▸ **Text passage**
%%
As I said earlier the search to find these doll makers was the hardest part. The doll sellers didn’t want to tell me and eventually I found most of my contacts from asking the first set of doll makers themselves. Ethnography is about keeping secrets and revealing only some.

The man you see is about 72 years old and has been making dolls since he was 10 years old. His 75 year old elder brother (who lives next door) taught him how to make images of gods and people using no pictures, just measurements from the Shilpa Shastras (Sanskrit text for sculpting procedures for shilpin “artists”) and from memory. Following his tozhil (“livelihood”) as a defining practice in his life, Thatha achari, a Brahmin doll maker spent his afternoon sharing his technique with me. Made of light and malleable wood, Thatha achari is known for his ability to make “pattabhishekam” – an auspicious image of Lord Rama from the Ramayana. But his skill doesn’t financially support him any longer. He told me of the very same shopkeeper (the one from the street beside the Vishnu Temple who had denied me contacts). He said, “They just come one day, show up suddenly, ask to see how much work I have done i.e. how many pattabhishekam images I have. They take everything we have made till then and give my older brother money for it.” Thatha achari has five children, all of whom decided not to learn his craft. His wife is no longer alive and he still lives in his home, a home built by his grandfather, where his father passed away when he just 2 years old. It took a village to raise him and his village of doll makers raised him to be the best artisan for pattabhishekam Rama.
%%
▸ **Challenge 1**
Using the passage on the doll makers, decide whether each statement agrees with it, answering yes or no and quoting the words that decide it. (a) Thatha achari learned to make images of gods and people from his elder brother. (b) One of Thatha achari's children took up his craft. (c) Thatha achari's skill still supports him financially.
▸ **Challenge 2**
Continue the passage on the doll makers, beginning after its final sentence.

▸ **Given information**
%%
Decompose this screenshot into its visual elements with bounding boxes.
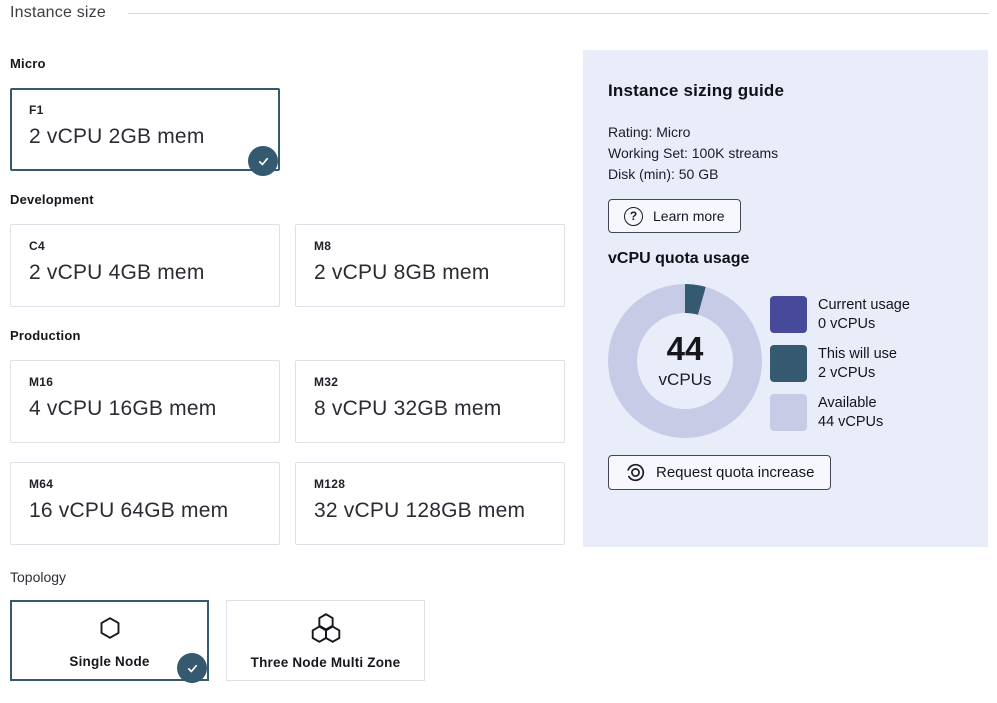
topology-option-three-node-multi-zone[interactable]: Three Node Multi Zone (226, 600, 425, 681)
legend-name: Current usage (818, 296, 910, 315)
instance-size-screen: Instance size Micro F1 2 vCPU 2GB mem Devel… (0, 0, 997, 703)
size-card-f1[interactable]: F1 2 vCPU 2GB mem (10, 88, 280, 171)
size-card-m32[interactable]: M32 8 vCPU 32GB mem (295, 360, 565, 443)
single-node-hexagon-icon (98, 616, 122, 642)
instance-size-form: Micro F1 2 vCPU 2GB mem Development C4 2 vCPU… (10, 56, 566, 681)
topology-option-label: Three Node Multi Zone (251, 655, 401, 670)
vcpu-quota-heading: vCPU quota usage (608, 250, 963, 268)
size-section-development: Development C4 2 vCPU 4GB mem M8 2 vCPU 8GB … (10, 192, 566, 307)
guide-stat-disk: Disk (min): 50 GB (608, 164, 963, 185)
card-grid-micro: F1 2 vCPU 2GB mem (10, 88, 566, 171)
legend-swatch-current-usage (770, 296, 807, 333)
legend-text-current-usage: Current usage0 vCPUs (818, 296, 910, 334)
legend-text-available: Available44 vCPUs (818, 394, 883, 432)
selected-check-badge (248, 146, 278, 176)
page-header: Instance size (10, 4, 989, 22)
size-card-name: M32 (314, 375, 546, 389)
legend-name: This will use (818, 345, 897, 364)
size-card-name: F1 (29, 103, 261, 117)
guide-stat-working-set: Working Set: 100K streams (608, 143, 963, 164)
request-quota-label: Request quota increase (656, 464, 814, 481)
donut-center-unit: vCPUs (659, 370, 712, 390)
guide-title: Instance sizing guide (608, 81, 963, 101)
section-label-micro: Micro (10, 56, 566, 71)
instance-size-sections: Micro F1 2 vCPU 2GB mem Development C4 2 vCPU… (10, 56, 566, 545)
size-card-c4[interactable]: C4 2 vCPU 4GB mem (10, 224, 280, 307)
topology-option-label: Single Node (69, 654, 149, 669)
legend-swatch-available (770, 394, 807, 431)
size-card-spec: 2 vCPU 2GB mem (29, 125, 261, 149)
quota-target-icon (625, 462, 646, 483)
size-card-name: M8 (314, 239, 546, 253)
guide-stats: Rating: Micro Working Set: 100K streams … (608, 122, 963, 185)
donut-center-value: 44 (667, 332, 704, 365)
size-section-production: Production M16 4 vCPU 16GB mem M32 8 vCPU 32… (10, 328, 566, 545)
header-divider-line (128, 13, 989, 14)
guide-stat-rating: Rating: Micro (608, 122, 963, 143)
section-label-development: Development (10, 192, 566, 207)
legend-item-current-usage: Current usage0 vCPUs (770, 296, 910, 334)
card-grid-production: M16 4 vCPU 16GB mem M32 8 vCPU 32GB mem M64 1… (10, 360, 566, 545)
quota-legend: Current usage0 vCPUs This will use2 vCPUs… (770, 284, 910, 438)
request-quota-increase-button[interactable]: Request quota increase (608, 455, 831, 490)
legend-name: Available (818, 394, 883, 413)
check-icon (185, 661, 200, 676)
topology-label: Topology (10, 569, 566, 585)
legend-item-this-will-use: This will use2 vCPUs (770, 345, 910, 383)
page-title: Instance size (10, 4, 106, 22)
check-icon (256, 154, 271, 169)
vcpu-quota-chart-row: 44 vCPUs Current usage0 vCPUs This will u… (608, 284, 963, 438)
size-card-spec: 4 vCPU 16GB mem (29, 397, 261, 421)
size-card-name: C4 (29, 239, 261, 253)
topology-option-single-node[interactable]: Single Node (10, 600, 209, 681)
legend-value: 2 vCPUs (818, 364, 897, 383)
learn-more-label: Learn more (653, 208, 725, 224)
vcpu-quota-donut-chart: 44 vCPUs (608, 284, 762, 438)
size-card-name: M128 (314, 477, 546, 491)
legend-swatch-this-will-use (770, 345, 807, 382)
topology-options: Single Node Three Node Multi Zone (10, 600, 566, 681)
legend-item-available: Available44 vCPUs (770, 394, 910, 432)
selected-check-badge (177, 653, 207, 683)
size-card-spec: 2 vCPU 4GB mem (29, 261, 261, 285)
single-node-hexagon-icon-wrap (98, 613, 122, 645)
section-label-production: Production (10, 328, 566, 343)
size-card-spec: 32 vCPU 128GB mem (314, 499, 546, 523)
size-card-spec: 2 vCPU 8GB mem (314, 261, 546, 285)
size-section-micro: Micro F1 2 vCPU 2GB mem (10, 56, 566, 171)
three-node-hexagons-icon (307, 612, 345, 645)
donut-center: 44 vCPUs (608, 284, 762, 438)
size-card-spec: 8 vCPU 32GB mem (314, 397, 546, 421)
size-card-m8[interactable]: M8 2 vCPU 8GB mem (295, 224, 565, 307)
size-card-m128[interactable]: M128 32 vCPU 128GB mem (295, 462, 565, 545)
learn-more-button[interactable]: ? Learn more (608, 199, 741, 233)
size-card-m64[interactable]: M64 16 vCPU 64GB mem (10, 462, 280, 545)
legend-text-this-will-use: This will use2 vCPUs (818, 345, 897, 383)
card-grid-development: C4 2 vCPU 4GB mem M8 2 vCPU 8GB mem (10, 224, 566, 307)
question-mark-icon: ? (624, 207, 643, 226)
legend-value: 44 vCPUs (818, 413, 883, 432)
legend-value: 0 vCPUs (818, 315, 910, 334)
size-card-spec: 16 vCPU 64GB mem (29, 499, 261, 523)
three-node-hexagons-icon-wrap (307, 612, 345, 644)
size-card-name: M16 (29, 375, 261, 389)
size-card-m16[interactable]: M16 4 vCPU 16GB mem (10, 360, 280, 443)
instance-sizing-guide-panel: Instance sizing guide Rating: Micro Work… (583, 50, 988, 547)
size-card-name: M64 (29, 477, 261, 491)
%%
▸ **Final answer 1**
(a) Yes: "His 75 year old elder brother (who lives next door) taught him how to make images of gods and people"
(b) No: "Thatha achari has five children, all of whom decided not to learn his craft."
(c) No: "But his skill doesn’t financially support him any longer."

▸ **Final answer 2**
This little village is also located at an interesting junction. A little road down from the paddy fields that line the highway, Thatha achari’s neighborhood is to the left hand side of the road marker by a little Rama temple. To the right hand side of the road lies a Muslim neighborhood and it too is denoted by a little Muslim shrine. The next village I visited was also similarly multi-religious. Unlike the large urban cities of India, especially Bombay where Hindus and Muslims have been unable to peacefully coexist in the same neighborhood, the two villages I visited housed Christian, Hindu, and Muslim residents. They had their own shrines and they all lived side by side.

Maybe I am sounding too idealistic again. If the Hindus and Muslims are getting along here, there are other problems this village faced. Their crafts and resources are being exploited and the Indian Government is allowing it to happen. The acharis are also holding out for a hero. Their craft is also being forgotten amidst modernization or lucrative professions. Their own children aren’t choosing to learn this craft. However no machine can make these dolls.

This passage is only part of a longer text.